» Written problem
Look through the records that follow. Copy every line containing the word "Motor".

_____

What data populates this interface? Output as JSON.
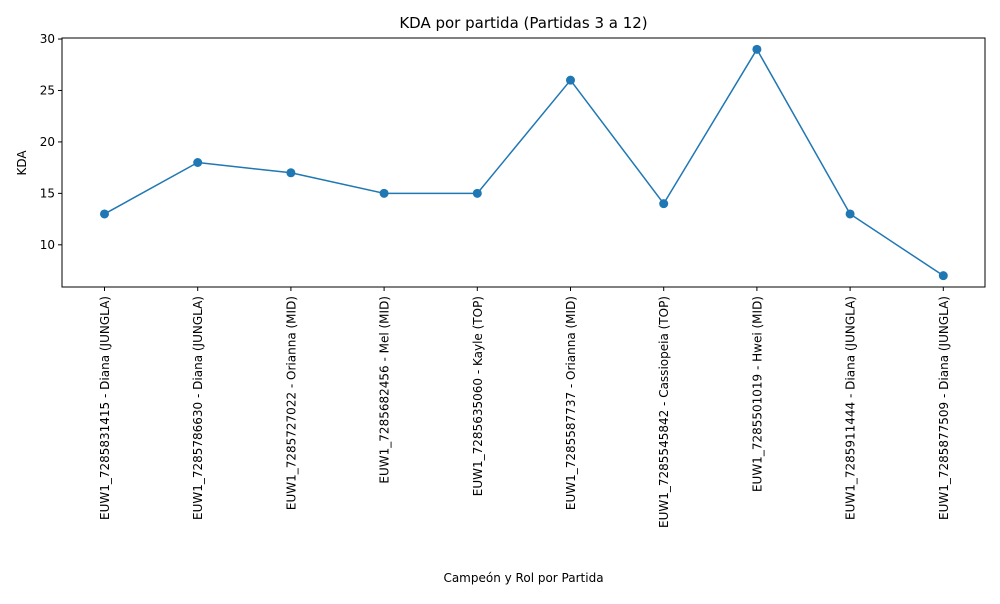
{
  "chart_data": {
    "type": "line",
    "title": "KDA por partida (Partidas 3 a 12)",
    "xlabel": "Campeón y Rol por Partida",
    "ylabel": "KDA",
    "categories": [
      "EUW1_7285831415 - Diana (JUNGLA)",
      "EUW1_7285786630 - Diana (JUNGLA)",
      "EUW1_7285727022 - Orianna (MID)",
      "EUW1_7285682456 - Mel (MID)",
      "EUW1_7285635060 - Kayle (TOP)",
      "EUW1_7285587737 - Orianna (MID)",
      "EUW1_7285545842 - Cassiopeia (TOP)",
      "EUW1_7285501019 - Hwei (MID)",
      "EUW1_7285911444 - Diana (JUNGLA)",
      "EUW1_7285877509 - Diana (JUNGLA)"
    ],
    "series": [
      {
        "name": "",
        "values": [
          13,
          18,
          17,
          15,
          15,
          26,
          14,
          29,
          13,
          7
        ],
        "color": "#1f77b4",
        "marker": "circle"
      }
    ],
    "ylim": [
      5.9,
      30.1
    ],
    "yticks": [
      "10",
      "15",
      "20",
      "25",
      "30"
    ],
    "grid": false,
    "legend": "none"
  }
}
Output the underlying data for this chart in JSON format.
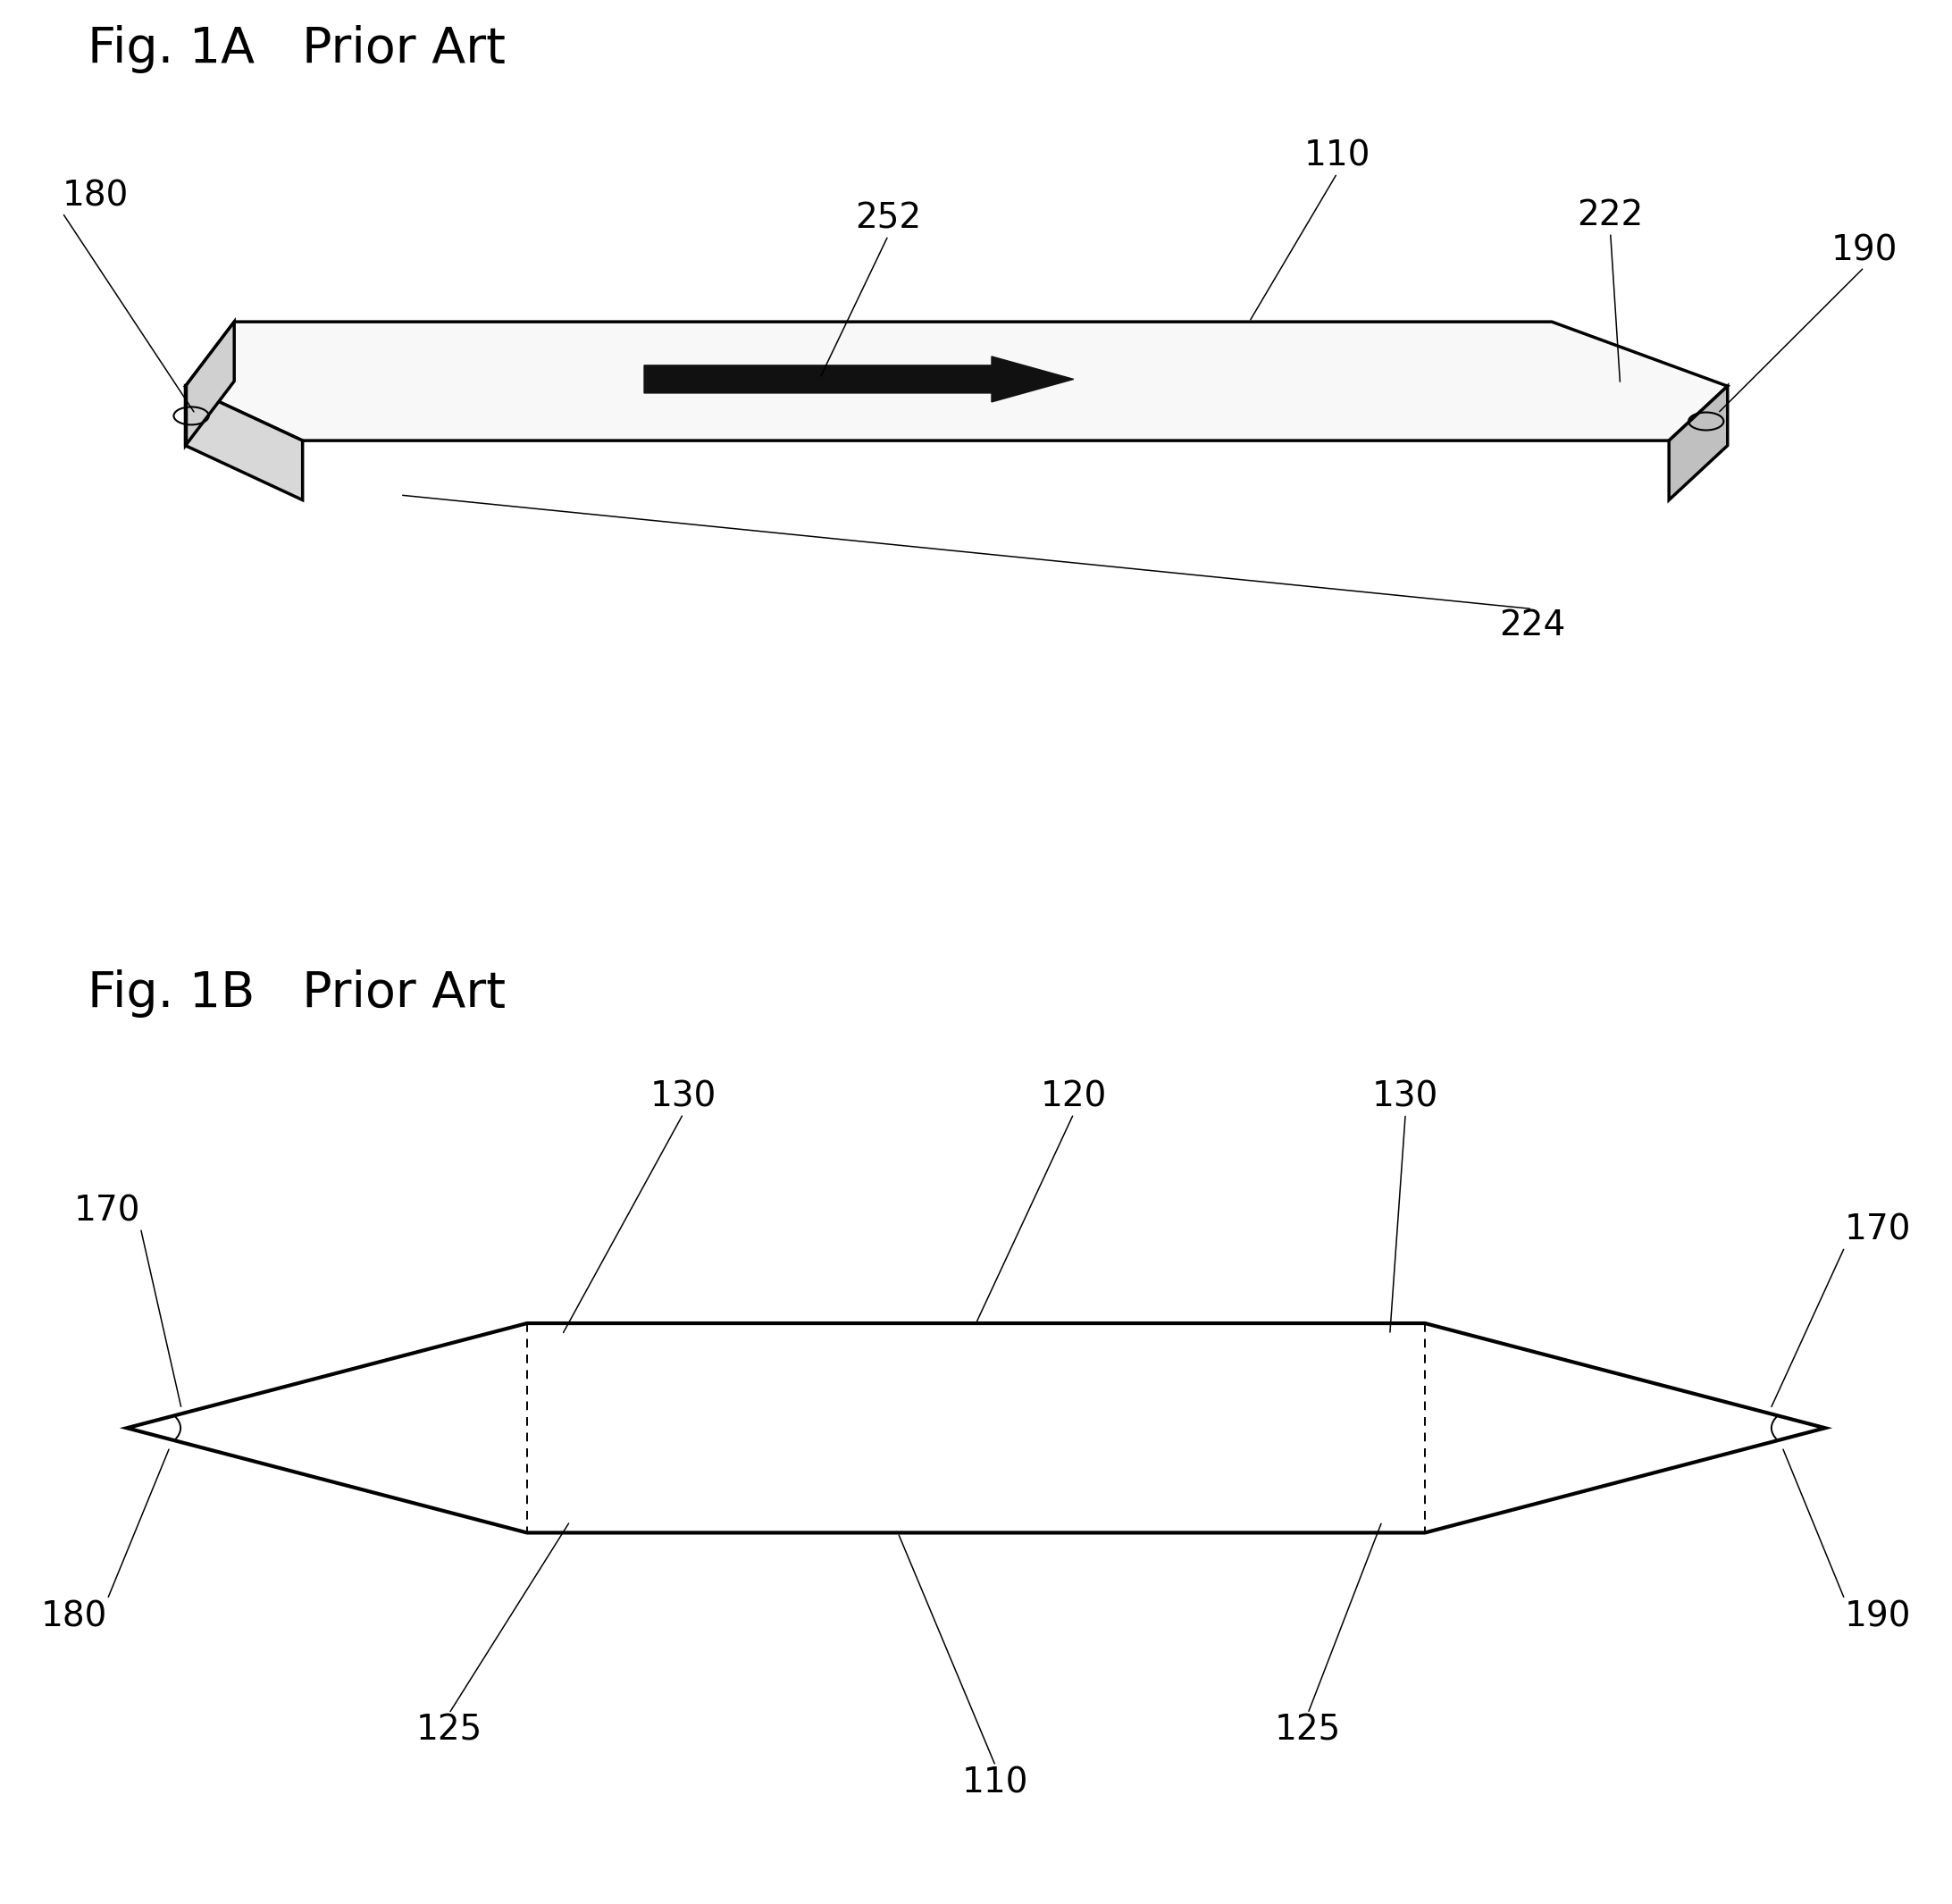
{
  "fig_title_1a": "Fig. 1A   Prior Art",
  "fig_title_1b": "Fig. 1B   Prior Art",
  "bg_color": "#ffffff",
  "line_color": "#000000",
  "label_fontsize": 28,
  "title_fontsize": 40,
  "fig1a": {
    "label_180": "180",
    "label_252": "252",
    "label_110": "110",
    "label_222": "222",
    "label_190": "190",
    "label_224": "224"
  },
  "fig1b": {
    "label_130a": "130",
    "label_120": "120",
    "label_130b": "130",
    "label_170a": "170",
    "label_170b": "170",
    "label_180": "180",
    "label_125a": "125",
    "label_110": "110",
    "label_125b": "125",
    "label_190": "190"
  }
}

_____

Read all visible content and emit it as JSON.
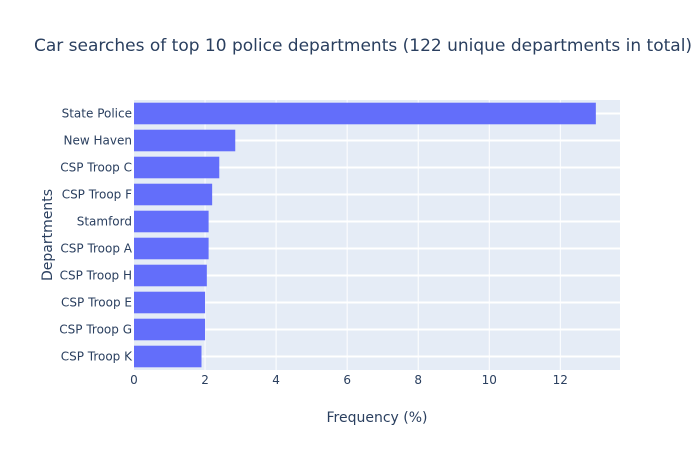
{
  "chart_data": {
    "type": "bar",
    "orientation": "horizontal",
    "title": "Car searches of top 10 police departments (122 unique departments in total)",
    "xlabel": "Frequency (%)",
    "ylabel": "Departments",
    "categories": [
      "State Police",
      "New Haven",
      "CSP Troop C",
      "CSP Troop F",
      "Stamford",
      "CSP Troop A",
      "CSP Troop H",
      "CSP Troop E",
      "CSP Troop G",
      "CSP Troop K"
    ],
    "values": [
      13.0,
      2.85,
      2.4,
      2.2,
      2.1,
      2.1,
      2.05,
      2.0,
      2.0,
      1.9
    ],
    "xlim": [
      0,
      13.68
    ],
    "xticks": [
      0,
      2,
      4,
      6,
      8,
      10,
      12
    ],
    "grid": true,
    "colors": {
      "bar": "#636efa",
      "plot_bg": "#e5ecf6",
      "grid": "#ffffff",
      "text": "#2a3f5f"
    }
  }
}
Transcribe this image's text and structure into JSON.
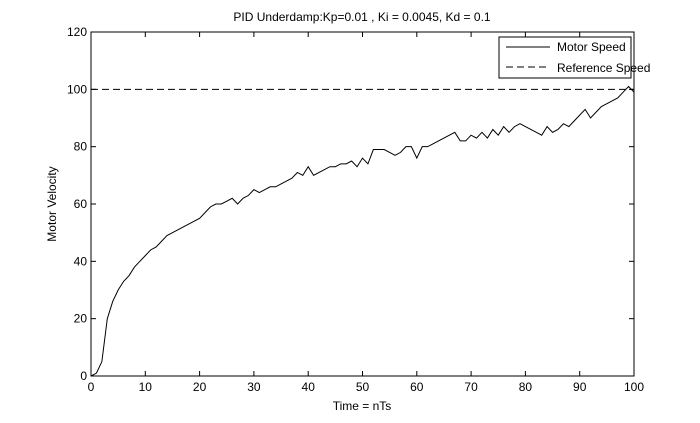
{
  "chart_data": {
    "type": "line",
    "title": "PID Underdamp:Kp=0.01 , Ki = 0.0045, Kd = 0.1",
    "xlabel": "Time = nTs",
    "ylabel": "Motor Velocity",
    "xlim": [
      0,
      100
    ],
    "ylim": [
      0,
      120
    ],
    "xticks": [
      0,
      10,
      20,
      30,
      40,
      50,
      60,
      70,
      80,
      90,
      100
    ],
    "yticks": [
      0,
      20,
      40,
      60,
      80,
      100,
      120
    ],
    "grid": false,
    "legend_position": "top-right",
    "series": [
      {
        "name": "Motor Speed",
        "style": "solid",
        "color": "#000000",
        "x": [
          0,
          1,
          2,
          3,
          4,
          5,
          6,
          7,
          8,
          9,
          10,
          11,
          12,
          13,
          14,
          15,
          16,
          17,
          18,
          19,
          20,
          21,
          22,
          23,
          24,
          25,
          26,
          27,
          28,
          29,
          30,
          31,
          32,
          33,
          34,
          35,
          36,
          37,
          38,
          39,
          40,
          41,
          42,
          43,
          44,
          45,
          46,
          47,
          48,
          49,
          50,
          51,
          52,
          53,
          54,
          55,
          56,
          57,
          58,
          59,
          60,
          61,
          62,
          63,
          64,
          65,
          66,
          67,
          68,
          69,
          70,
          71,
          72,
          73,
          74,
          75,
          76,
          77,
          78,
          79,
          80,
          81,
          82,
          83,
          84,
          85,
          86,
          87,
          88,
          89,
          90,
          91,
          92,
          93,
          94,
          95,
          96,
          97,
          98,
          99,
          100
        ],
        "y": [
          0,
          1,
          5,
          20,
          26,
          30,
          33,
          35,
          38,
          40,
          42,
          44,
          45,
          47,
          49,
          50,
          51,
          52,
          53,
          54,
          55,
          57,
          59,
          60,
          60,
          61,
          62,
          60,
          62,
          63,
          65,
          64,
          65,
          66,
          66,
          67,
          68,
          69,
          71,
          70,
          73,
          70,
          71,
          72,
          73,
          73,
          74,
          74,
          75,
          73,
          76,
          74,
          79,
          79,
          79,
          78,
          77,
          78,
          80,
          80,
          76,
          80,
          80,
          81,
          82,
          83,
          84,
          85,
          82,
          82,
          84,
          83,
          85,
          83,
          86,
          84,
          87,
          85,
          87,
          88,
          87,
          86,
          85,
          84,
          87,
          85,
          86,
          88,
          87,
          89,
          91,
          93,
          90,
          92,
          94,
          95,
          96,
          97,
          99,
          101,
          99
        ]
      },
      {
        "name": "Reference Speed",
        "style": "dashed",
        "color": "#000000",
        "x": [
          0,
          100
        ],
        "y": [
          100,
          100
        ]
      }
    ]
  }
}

_____

» Output of the exercise
    "ylabel": "Motor Velocity",
        "name": "Motor Speed",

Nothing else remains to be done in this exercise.